Written instruction:
Copy, from the entries below, each line where the word "JSON" can be found.
☆ ☆ ☆ ☆
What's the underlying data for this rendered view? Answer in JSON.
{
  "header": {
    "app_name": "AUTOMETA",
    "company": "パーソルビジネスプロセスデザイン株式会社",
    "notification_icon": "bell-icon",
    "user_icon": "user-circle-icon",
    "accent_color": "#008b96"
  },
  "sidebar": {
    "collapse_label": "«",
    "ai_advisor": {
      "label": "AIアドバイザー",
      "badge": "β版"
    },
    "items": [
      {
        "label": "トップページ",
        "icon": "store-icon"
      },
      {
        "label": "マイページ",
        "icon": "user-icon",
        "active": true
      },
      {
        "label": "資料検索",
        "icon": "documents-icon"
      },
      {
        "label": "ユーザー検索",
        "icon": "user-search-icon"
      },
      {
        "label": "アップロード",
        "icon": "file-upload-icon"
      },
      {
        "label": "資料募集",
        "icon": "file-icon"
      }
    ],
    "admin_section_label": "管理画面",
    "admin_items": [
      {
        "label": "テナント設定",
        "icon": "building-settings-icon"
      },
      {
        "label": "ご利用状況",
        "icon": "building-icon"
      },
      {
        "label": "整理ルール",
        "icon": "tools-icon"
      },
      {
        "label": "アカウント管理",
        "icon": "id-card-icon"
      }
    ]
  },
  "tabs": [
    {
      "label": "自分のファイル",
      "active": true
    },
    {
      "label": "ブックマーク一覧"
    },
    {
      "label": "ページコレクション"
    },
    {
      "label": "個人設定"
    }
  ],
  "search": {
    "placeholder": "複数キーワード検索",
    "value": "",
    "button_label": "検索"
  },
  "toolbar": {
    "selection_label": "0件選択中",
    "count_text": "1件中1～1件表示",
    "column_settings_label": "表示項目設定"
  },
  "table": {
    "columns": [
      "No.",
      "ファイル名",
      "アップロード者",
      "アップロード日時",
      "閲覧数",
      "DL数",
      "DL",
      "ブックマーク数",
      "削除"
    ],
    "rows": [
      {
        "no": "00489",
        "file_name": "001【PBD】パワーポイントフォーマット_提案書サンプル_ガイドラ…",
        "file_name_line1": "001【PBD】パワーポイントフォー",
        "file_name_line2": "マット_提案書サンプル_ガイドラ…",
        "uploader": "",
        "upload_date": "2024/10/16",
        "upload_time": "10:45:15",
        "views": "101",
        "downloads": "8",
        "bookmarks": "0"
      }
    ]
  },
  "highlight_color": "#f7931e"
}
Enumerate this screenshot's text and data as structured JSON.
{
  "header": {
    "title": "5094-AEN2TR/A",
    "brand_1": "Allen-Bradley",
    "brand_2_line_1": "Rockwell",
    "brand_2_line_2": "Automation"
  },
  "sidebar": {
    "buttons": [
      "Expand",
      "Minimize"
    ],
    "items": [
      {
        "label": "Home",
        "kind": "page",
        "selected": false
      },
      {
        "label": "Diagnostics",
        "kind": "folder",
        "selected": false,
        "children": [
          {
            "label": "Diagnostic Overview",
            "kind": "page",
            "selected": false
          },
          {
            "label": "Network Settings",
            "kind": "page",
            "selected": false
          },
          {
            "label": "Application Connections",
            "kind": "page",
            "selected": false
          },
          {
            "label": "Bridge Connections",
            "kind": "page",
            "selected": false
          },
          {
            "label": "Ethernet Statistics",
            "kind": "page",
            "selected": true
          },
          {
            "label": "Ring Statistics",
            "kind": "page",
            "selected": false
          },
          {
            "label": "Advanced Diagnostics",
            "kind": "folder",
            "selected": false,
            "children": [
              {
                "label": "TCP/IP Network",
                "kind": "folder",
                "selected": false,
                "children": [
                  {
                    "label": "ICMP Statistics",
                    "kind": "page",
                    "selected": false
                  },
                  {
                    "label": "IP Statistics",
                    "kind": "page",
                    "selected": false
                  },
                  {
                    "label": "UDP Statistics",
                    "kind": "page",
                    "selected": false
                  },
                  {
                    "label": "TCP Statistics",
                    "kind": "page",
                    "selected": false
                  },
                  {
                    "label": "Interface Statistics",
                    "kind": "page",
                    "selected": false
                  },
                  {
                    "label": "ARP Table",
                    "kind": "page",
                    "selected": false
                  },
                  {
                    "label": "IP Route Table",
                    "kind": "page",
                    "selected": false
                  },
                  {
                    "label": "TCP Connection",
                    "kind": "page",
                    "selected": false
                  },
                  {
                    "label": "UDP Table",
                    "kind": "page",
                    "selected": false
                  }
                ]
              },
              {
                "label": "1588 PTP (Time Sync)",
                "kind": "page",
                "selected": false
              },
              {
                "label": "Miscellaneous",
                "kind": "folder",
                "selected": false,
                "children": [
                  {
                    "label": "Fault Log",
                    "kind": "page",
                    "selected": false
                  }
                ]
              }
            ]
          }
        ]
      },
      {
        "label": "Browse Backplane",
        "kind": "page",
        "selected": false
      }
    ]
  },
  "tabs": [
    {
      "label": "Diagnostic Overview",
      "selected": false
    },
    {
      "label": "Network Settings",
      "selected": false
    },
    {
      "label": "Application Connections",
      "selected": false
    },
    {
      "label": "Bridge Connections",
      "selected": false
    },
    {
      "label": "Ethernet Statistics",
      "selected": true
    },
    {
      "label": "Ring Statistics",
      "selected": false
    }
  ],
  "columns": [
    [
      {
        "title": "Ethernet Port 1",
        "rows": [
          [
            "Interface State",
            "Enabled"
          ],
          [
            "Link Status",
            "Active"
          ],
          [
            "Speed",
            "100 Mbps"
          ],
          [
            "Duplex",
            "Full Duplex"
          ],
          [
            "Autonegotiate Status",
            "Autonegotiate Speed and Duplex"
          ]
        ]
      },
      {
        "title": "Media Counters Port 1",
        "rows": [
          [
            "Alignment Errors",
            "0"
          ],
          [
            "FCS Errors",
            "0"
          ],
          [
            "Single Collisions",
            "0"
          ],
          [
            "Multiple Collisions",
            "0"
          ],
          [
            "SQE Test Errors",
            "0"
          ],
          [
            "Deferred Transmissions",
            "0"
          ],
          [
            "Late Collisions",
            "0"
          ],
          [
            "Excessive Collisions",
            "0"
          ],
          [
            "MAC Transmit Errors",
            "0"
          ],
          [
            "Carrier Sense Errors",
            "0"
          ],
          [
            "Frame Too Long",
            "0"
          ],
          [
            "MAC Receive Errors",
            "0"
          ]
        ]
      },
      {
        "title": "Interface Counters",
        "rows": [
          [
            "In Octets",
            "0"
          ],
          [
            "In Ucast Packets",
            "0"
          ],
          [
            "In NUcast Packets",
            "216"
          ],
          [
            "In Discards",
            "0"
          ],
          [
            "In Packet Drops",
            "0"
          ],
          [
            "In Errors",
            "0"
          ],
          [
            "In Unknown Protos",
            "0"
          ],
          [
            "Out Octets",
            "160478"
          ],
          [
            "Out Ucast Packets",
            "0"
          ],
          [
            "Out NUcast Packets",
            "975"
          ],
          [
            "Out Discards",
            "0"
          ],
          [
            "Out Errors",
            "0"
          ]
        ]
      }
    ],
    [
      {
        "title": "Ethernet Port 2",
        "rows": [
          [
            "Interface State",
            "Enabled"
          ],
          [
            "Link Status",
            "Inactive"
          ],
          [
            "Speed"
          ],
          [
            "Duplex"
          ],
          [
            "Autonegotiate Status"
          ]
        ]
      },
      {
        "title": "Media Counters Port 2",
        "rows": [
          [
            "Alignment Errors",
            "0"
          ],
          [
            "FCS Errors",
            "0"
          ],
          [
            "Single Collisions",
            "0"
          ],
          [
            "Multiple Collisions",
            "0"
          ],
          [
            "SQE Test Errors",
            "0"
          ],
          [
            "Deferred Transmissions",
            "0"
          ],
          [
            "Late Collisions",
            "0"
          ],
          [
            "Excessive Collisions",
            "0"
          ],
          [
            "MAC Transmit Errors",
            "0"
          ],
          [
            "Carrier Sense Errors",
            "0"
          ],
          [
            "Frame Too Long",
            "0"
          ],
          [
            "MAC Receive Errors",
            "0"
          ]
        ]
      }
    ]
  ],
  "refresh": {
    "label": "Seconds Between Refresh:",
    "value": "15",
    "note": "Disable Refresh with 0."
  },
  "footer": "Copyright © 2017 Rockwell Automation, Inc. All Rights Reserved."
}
☆ ☆ ☆ ☆
Exercise result:
What's the underlying data for this rendered view? Answer in JSON.
Enumerate this screenshot's text and data as structured JSON.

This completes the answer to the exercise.